Rewrite everything from the start of the records down to the line containing "table-cell-columbus: 63 [616, 674, 774, 718]", both ends included, changing "slice-label" to "segment-label" and leaving everything else the same.
|---|
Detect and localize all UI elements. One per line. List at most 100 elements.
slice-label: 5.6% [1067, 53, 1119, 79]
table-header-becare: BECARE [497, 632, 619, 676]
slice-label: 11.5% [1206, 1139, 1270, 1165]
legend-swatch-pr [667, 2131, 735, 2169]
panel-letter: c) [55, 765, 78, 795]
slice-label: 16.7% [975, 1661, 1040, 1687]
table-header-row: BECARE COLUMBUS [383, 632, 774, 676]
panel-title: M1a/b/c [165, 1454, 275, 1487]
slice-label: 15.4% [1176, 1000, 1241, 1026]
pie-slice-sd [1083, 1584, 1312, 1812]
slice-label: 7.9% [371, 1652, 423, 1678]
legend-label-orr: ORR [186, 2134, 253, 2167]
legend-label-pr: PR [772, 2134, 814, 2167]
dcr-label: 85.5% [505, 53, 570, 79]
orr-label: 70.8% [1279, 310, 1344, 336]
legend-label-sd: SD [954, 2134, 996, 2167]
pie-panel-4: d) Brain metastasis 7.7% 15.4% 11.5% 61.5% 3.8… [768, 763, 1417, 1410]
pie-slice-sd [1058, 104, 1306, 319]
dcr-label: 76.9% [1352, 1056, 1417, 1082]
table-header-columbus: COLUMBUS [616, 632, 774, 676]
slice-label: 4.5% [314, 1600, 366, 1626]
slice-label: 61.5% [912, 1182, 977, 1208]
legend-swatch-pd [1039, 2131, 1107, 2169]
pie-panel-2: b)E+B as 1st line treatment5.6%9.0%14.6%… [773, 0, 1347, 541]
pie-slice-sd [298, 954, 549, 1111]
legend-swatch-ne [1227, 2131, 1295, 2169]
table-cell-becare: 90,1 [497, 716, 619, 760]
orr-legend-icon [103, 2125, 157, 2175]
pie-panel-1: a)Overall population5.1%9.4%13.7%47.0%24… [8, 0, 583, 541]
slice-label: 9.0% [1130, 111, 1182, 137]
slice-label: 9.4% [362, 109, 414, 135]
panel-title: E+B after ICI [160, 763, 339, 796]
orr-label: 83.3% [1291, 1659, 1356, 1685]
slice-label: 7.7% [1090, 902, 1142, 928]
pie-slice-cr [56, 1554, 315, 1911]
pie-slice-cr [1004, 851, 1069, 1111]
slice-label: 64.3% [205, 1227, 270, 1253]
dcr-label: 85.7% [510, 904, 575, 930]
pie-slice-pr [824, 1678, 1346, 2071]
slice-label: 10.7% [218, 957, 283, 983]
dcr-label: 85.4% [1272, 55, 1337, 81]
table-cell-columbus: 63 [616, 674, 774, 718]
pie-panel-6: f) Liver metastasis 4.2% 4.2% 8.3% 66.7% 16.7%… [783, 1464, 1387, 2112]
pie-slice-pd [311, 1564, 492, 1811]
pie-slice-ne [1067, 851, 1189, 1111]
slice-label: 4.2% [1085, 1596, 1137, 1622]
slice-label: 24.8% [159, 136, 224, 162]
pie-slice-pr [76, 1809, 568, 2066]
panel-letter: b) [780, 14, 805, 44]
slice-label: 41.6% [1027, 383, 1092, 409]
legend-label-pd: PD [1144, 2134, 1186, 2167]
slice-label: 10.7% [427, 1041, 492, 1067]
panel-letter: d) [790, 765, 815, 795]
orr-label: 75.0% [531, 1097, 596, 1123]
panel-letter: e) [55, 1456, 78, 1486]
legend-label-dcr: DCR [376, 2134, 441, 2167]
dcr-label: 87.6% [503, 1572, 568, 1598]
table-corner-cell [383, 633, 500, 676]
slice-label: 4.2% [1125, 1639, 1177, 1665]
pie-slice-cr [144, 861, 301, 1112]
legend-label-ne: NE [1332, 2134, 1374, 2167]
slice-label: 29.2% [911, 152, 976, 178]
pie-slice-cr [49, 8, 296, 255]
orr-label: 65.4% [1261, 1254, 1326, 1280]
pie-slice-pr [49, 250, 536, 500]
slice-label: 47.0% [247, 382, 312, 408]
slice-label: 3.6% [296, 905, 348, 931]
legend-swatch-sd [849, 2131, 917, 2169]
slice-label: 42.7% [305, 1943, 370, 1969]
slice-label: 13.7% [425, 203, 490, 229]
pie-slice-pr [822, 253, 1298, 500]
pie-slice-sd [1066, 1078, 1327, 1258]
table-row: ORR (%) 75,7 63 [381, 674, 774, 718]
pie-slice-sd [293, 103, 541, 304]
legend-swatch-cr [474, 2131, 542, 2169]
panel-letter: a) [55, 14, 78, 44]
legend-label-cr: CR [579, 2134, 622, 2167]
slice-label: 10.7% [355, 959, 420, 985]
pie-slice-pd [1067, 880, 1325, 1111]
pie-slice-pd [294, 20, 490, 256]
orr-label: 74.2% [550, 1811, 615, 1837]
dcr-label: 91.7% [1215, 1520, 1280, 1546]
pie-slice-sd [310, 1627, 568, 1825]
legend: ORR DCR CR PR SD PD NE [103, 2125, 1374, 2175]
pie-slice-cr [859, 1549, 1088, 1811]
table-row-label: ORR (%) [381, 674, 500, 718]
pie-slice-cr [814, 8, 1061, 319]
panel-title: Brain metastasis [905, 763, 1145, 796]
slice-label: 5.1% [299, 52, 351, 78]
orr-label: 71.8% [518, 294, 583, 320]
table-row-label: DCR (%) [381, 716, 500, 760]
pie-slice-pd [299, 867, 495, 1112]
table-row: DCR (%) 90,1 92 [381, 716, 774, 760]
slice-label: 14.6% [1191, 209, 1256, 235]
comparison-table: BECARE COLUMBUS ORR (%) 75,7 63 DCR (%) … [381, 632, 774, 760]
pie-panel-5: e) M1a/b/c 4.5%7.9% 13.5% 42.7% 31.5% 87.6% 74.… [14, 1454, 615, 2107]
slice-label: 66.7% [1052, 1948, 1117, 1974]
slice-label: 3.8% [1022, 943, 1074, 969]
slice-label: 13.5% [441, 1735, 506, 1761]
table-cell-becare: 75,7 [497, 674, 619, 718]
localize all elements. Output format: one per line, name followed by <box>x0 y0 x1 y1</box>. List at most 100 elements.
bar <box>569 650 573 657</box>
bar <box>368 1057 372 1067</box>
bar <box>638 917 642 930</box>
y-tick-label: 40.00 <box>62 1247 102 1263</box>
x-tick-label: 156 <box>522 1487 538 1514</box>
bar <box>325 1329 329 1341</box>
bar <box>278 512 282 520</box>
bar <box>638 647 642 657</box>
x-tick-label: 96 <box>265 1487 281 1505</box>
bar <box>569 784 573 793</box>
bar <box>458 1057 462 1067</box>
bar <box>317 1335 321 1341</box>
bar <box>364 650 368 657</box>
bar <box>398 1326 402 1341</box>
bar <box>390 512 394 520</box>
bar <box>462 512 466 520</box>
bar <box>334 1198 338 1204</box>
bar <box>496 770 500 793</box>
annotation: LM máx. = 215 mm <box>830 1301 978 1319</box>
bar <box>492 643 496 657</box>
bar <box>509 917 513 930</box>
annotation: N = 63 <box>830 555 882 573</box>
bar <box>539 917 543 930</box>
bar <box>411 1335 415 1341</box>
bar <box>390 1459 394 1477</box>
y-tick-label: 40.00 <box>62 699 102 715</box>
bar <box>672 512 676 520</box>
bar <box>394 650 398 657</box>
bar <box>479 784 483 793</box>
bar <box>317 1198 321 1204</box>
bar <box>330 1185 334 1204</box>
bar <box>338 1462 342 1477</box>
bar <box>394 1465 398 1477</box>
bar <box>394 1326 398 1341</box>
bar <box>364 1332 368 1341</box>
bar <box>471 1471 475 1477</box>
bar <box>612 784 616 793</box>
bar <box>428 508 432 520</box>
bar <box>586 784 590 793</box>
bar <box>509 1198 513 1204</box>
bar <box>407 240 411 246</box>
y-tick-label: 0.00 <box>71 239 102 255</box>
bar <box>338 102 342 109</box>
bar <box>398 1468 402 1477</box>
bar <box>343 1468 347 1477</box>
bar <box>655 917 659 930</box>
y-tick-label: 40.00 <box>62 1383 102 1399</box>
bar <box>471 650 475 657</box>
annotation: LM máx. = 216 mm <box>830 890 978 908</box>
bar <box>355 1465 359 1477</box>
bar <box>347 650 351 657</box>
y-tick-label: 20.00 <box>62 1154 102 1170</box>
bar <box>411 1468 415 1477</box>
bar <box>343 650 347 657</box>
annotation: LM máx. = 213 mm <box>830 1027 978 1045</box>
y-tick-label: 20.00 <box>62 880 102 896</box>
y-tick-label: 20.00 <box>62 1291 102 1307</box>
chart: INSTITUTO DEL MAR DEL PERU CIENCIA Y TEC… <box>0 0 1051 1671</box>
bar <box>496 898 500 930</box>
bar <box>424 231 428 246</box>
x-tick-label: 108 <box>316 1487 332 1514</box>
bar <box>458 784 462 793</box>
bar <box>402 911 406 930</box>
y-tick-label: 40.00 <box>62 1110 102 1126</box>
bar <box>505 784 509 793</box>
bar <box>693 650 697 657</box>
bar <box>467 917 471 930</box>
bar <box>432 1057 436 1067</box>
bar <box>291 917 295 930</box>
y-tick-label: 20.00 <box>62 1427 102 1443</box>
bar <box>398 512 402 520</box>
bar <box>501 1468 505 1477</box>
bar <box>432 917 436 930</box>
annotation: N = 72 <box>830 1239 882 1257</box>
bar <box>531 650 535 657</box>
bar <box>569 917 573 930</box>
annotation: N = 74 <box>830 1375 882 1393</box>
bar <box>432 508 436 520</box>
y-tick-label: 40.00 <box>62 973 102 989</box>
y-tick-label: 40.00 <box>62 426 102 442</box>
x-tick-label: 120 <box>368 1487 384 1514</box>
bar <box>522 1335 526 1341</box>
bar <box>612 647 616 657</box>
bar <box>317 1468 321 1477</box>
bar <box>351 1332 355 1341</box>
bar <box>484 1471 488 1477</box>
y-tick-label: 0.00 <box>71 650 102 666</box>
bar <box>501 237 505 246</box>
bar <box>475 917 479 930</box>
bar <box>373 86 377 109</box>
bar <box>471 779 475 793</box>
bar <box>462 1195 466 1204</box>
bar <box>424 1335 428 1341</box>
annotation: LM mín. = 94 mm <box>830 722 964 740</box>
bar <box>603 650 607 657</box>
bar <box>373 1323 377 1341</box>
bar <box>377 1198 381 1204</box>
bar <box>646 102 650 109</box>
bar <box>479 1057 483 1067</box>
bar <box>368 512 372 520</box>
|---|
### Solution to this problem:
Detect and localize all UI elements. One per line. List at most 100 elements.
segment-label: 5.6% [1067, 53, 1119, 79]
table-header-becare: BECARE [497, 632, 619, 676]
segment-label: 11.5% [1206, 1139, 1270, 1165]
legend-swatch-pr [667, 2131, 735, 2169]
panel-letter: c) [55, 765, 78, 795]
segment-label: 16.7% [975, 1661, 1040, 1687]
table-header-row: BECARE COLUMBUS [383, 632, 774, 676]
panel-title: M1a/b/c [165, 1454, 275, 1487]
segment-label: 15.4% [1176, 1000, 1241, 1026]
pie-slice-sd [1083, 1584, 1312, 1812]
segment-label: 7.9% [371, 1652, 423, 1678]
legend-label-orr: ORR [186, 2134, 253, 2167]
legend-label-pr: PR [772, 2134, 814, 2167]
dcr-label: 85.5% [505, 53, 570, 79]
orr-label: 70.8% [1279, 310, 1344, 336]
legend-label-sd: SD [954, 2134, 996, 2167]
pie-panel-4: d) Brain metastasis 7.7% 15.4% 11.5% 61.5% 3.8… [768, 763, 1417, 1410]
pie-slice-sd [1058, 104, 1306, 319]
dcr-label: 76.9% [1352, 1056, 1417, 1082]
table-header-columbus: COLUMBUS [616, 632, 774, 676]
segment-label: 4.5% [314, 1600, 366, 1626]
segment-label: 61.5% [912, 1182, 977, 1208]
legend-swatch-pd [1039, 2131, 1107, 2169]
pie-panel-2: b)E+B as 1st line treatment5.6%9.0%14.6%… [773, 0, 1347, 541]
pie-slice-sd [298, 954, 549, 1111]
legend-swatch-ne [1227, 2131, 1295, 2169]
table-cell-becare: 90,1 [497, 716, 619, 760]
orr-legend-icon [103, 2125, 157, 2175]
pie-panel-1: a)Overall population5.1%9.4%13.7%47.0%24… [8, 0, 583, 541]
segment-label: 9.0% [1130, 111, 1182, 137]
segment-label: 9.4% [362, 109, 414, 135]
panel-title: E+B after ICI [160, 763, 339, 796]
orr-label: 83.3% [1291, 1659, 1356, 1685]
segment-label: 7.7% [1090, 902, 1142, 928]
pie-slice-cr [56, 1554, 315, 1911]
pie-slice-cr [1004, 851, 1069, 1111]
segment-label: 64.3% [205, 1227, 270, 1253]
dcr-label: 85.7% [510, 904, 575, 930]
pie-slice-pr [824, 1678, 1346, 2071]
segment-label: 10.7% [218, 957, 283, 983]
dcr-label: 85.4% [1272, 55, 1337, 81]
table-cell-columbus: 63 [616, 674, 774, 718]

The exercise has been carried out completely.